▸ **GOAL**: Which lines below hold the word "label"? Report each one.

▸ **RECORDS PROVIDED**:
§ §

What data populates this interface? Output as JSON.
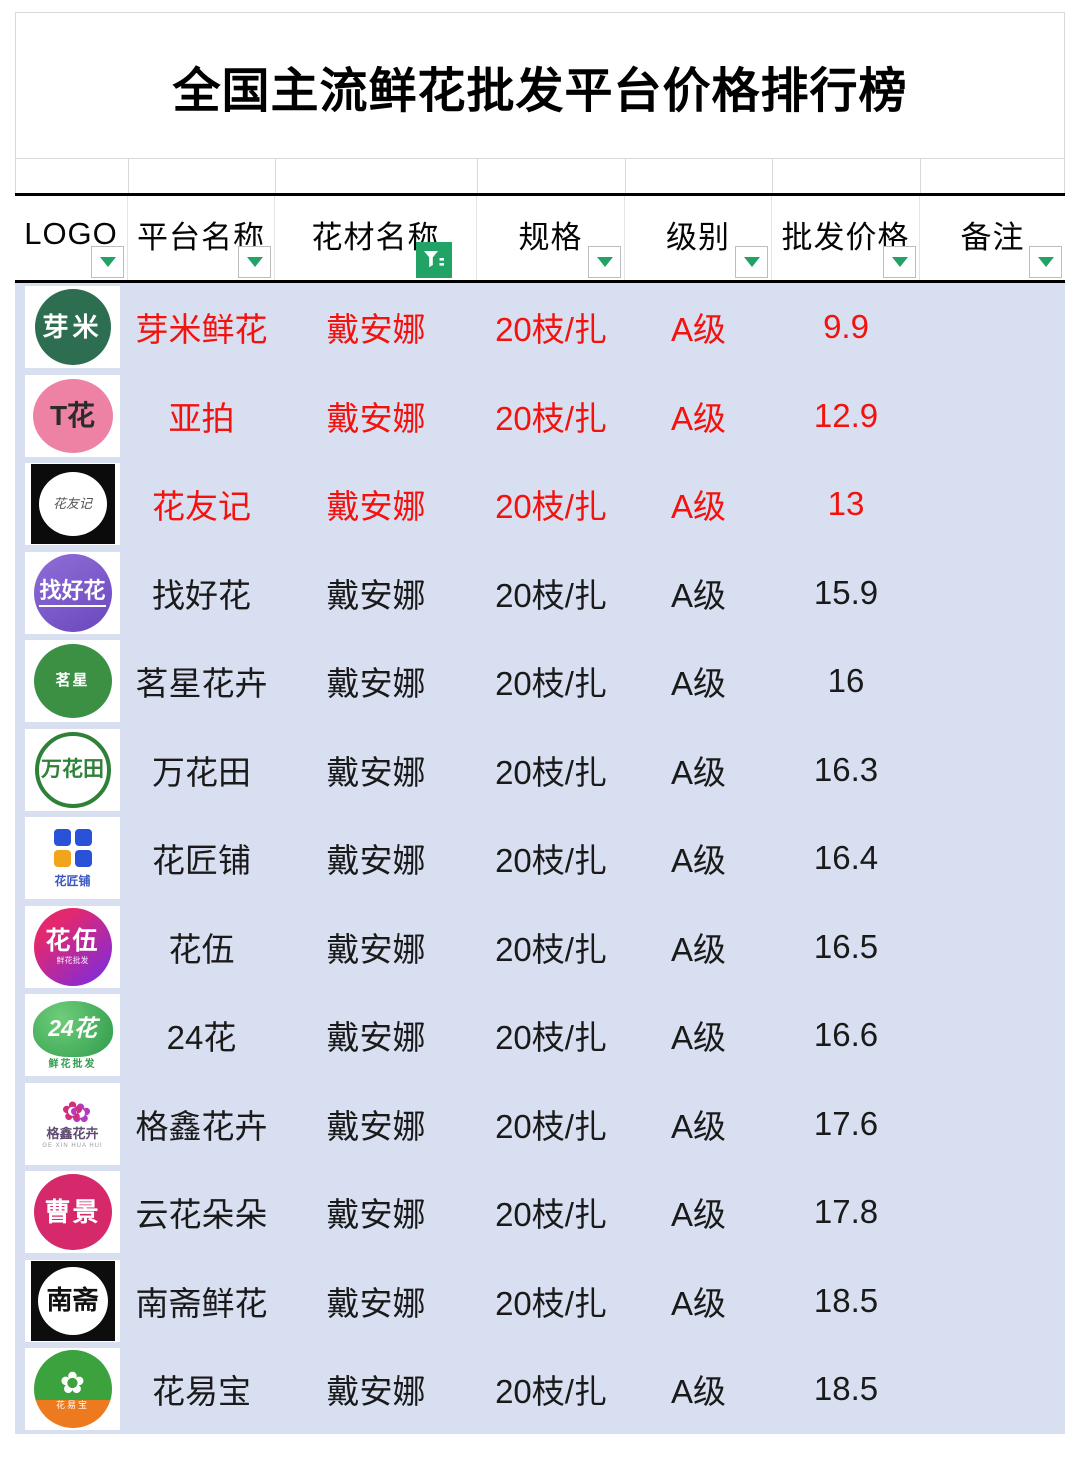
{
  "title": "全国主流鲜花批发平台价格排行榜",
  "header": {
    "columns": [
      {
        "label": "LOGO",
        "filter": "dropdown"
      },
      {
        "label": "平台名称",
        "filter": "dropdown"
      },
      {
        "label": "花材名称",
        "filter": "active-funnel"
      },
      {
        "label": "规格",
        "filter": "dropdown"
      },
      {
        "label": "级别",
        "filter": "dropdown"
      },
      {
        "label": "批发价格",
        "filter": "dropdown"
      },
      {
        "label": "备注",
        "filter": "dropdown"
      }
    ]
  },
  "rows": [
    {
      "platform": "芽米鲜花",
      "flower": "戴安娜",
      "spec": "20枝/扎",
      "grade": "A级",
      "price": "9.9",
      "note": "",
      "highlighted": true,
      "logo": {
        "style": "yami",
        "text": "芽米"
      }
    },
    {
      "platform": "亚拍",
      "flower": "戴安娜",
      "spec": "20枝/扎",
      "grade": "A级",
      "price": "12.9",
      "note": "",
      "highlighted": true,
      "logo": {
        "style": "yapai",
        "text": "T花"
      }
    },
    {
      "platform": "花友记",
      "flower": "戴安娜",
      "spec": "20枝/扎",
      "grade": "A级",
      "price": "13",
      "note": "",
      "highlighted": true,
      "logo": {
        "style": "huayouji",
        "text": "花友记"
      }
    },
    {
      "platform": "找好花",
      "flower": "戴安娜",
      "spec": "20枝/扎",
      "grade": "A级",
      "price": "15.9",
      "note": "",
      "highlighted": false,
      "logo": {
        "style": "zhaohaohua",
        "text": "找好花"
      }
    },
    {
      "platform": "茗星花卉",
      "flower": "戴安娜",
      "spec": "20枝/扎",
      "grade": "A级",
      "price": "16",
      "note": "",
      "highlighted": false,
      "logo": {
        "style": "mingxing",
        "text": "茗星"
      }
    },
    {
      "platform": "万花田",
      "flower": "戴安娜",
      "spec": "20枝/扎",
      "grade": "A级",
      "price": "16.3",
      "note": "",
      "highlighted": false,
      "logo": {
        "style": "wanhuatian",
        "text": "万花田"
      }
    },
    {
      "platform": "花匠铺",
      "flower": "戴安娜",
      "spec": "20枝/扎",
      "grade": "A级",
      "price": "16.4",
      "note": "",
      "highlighted": false,
      "logo": {
        "style": "huajiangpu",
        "text": "花匠铺"
      }
    },
    {
      "platform": "花伍",
      "flower": "戴安娜",
      "spec": "20枝/扎",
      "grade": "A级",
      "price": "16.5",
      "note": "",
      "highlighted": false,
      "logo": {
        "style": "huawu",
        "text": "花伍",
        "sub": "鲜花批发"
      }
    },
    {
      "platform": "24花",
      "flower": "戴安娜",
      "spec": "20枝/扎",
      "grade": "A级",
      "price": "16.6",
      "note": "",
      "highlighted": false,
      "logo": {
        "style": "hua24",
        "text": "24花",
        "sub": "鲜花批发"
      }
    },
    {
      "platform": "格鑫花卉",
      "flower": "戴安娜",
      "spec": "20枝/扎",
      "grade": "A级",
      "price": "17.6",
      "note": "",
      "highlighted": false,
      "logo": {
        "style": "gexin",
        "text": "格鑫花卉",
        "sub": "GE XIN HUA HUI"
      }
    },
    {
      "platform": "云花朵朵",
      "flower": "戴安娜",
      "spec": "20枝/扎",
      "grade": "A级",
      "price": "17.8",
      "note": "",
      "highlighted": false,
      "logo": {
        "style": "yunhua",
        "text": "曹景"
      }
    },
    {
      "platform": "南斋鲜花",
      "flower": "戴安娜",
      "spec": "20枝/扎",
      "grade": "A级",
      "price": "18.5",
      "note": "",
      "highlighted": false,
      "logo": {
        "style": "nanzhai",
        "text": "南斋"
      }
    },
    {
      "platform": "花易宝",
      "flower": "戴安娜",
      "spec": "20枝/扎",
      "grade": "A级",
      "price": "18.5",
      "note": "",
      "highlighted": false,
      "logo": {
        "style": "huayibao",
        "text": "花易宝"
      }
    }
  ],
  "colors": {
    "filter_green": "#21a366",
    "highlight_red": "#f3120e",
    "data_area_bg": "#d8dff0",
    "header_border": "#000000",
    "grid_line": "#d9d9d9",
    "text_black": "#1a1a1a"
  }
}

§ §

▸ **TASK RESULT**:
        "label": "LOGO",
        "label": "平台名称",
        "label": "花材名称",
        "label": "规格",
        "label": "级别",
        "label": "批发价格",
        "label": "备注",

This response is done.